▶ PROBLEM STATEMENT:
Your task is to print all of the data word for word.

++++++++++++++++++++

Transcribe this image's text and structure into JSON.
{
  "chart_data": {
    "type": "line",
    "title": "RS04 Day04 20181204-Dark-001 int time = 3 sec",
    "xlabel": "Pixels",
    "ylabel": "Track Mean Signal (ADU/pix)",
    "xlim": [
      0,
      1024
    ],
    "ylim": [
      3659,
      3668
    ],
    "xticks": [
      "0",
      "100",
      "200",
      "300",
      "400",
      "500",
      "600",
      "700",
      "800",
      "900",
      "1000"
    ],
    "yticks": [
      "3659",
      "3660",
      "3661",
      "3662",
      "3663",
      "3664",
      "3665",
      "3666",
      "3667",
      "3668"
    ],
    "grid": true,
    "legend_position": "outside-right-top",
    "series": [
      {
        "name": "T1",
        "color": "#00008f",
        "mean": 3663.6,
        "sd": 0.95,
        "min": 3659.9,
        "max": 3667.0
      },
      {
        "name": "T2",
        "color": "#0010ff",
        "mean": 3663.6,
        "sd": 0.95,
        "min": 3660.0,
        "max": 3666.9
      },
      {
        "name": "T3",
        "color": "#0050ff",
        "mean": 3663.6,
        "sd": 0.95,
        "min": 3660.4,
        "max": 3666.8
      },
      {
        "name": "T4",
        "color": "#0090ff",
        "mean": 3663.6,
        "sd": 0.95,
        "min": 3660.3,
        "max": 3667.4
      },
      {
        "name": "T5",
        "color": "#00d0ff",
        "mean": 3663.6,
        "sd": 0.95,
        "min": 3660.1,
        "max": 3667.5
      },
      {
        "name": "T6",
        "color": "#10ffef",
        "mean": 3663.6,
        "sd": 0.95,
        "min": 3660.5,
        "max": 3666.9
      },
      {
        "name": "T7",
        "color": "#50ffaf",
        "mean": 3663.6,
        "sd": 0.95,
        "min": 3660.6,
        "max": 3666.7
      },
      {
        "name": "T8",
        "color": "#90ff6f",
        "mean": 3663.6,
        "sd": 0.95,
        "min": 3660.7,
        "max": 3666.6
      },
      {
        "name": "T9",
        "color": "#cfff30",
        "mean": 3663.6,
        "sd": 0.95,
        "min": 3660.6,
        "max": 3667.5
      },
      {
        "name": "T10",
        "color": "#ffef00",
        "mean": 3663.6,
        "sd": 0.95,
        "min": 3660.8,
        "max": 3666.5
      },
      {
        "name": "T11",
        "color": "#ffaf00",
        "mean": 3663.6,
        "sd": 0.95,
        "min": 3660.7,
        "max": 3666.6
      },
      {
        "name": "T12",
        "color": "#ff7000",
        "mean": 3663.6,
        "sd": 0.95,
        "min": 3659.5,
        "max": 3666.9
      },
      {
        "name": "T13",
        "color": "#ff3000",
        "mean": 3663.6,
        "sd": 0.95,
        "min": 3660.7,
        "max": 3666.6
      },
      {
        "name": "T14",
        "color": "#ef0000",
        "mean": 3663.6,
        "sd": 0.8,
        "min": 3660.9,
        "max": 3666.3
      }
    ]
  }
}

++++++++++++++++++++

▶ RESPONSE:
Transcribe this image's text and structure into JSON.
{
  "chart_data": {
    "type": "line",
    "title": "RS04 Day04 20181204-Dark-001 int time = 3 sec",
    "xlabel": "Pixels",
    "ylabel": "Track Mean Signal (ADU/pix)",
    "xlim": [
      0,
      1024
    ],
    "ylim": [
      3659,
      3668
    ],
    "xticks": [
      "0",
      "100",
      "200",
      "300",
      "400",
      "500",
      "600",
      "700",
      "800",
      "900",
      "1000"
    ],
    "yticks": [
      "3659",
      "3660",
      "3661",
      "3662",
      "3663",
      "3664",
      "3665",
      "3666",
      "3667",
      "3668"
    ],
    "grid": true,
    "legend_position": "outside-right-top",
    "series": [
      {
        "name": "T1",
        "color": "#00008f",
        "mean": 3663.6,
        "sd": 0.95,
        "min": 3659.9,
        "max": 3667.0
      },
      {
        "name": "T2",
        "color": "#0010ff",
        "mean": 3663.6,
        "sd": 0.95,
        "min": 3660.0,
        "max": 3666.9
      },
      {
        "name": "T3",
        "color": "#0050ff",
        "mean": 3663.6,
        "sd": 0.95,
        "min": 3660.4,
        "max": 3666.8
      },
      {
        "name": "T4",
        "color": "#0090ff",
        "mean": 3663.6,
        "sd": 0.95,
        "min": 3660.3,
        "max": 3667.4
      },
      {
        "name": "T5",
        "color": "#00d0ff",
        "mean": 3663.6,
        "sd": 0.95,
        "min": 3660.1,
        "max": 3667.5
      },
      {
        "name": "T6",
        "color": "#10ffef",
        "mean": 3663.6,
        "sd": 0.95,
        "min": 3660.5,
        "max": 3666.9
      },
      {
        "name": "T7",
        "color": "#50ffaf",
        "mean": 3663.6,
        "sd": 0.95,
        "min": 3660.6,
        "max": 3666.7
      },
      {
        "name": "T8",
        "color": "#90ff6f",
        "mean": 3663.6,
        "sd": 0.95,
        "min": 3660.7,
        "max": 3666.6
      },
      {
        "name": "T9",
        "color": "#cfff30",
        "mean": 3663.6,
        "sd": 0.95,
        "min": 3660.6,
        "max": 3667.5
      },
      {
        "name": "T10",
        "color": "#ffef00",
        "mean": 3663.6,
        "sd": 0.95,
        "min": 3660.8,
        "max": 3666.5
      },
      {
        "name": "T11",
        "color": "#ffaf00",
        "mean": 3663.6,
        "sd": 0.95,
        "min": 3660.7,
        "max": 3666.6
      },
      {
        "name": "T12",
        "color": "#ff7000",
        "mean": 3663.6,
        "sd": 0.95,
        "min": 3659.5,
        "max": 3666.9
      },
      {
        "name": "T13",
        "color": "#ff3000",
        "mean": 3663.6,
        "sd": 0.95,
        "min": 3660.7,
        "max": 3666.6
      },
      {
        "name": "T14",
        "color": "#ef0000",
        "mean": 3663.6,
        "sd": 0.8,
        "min": 3660.9,
        "max": 3666.3
      }
    ]
  }
}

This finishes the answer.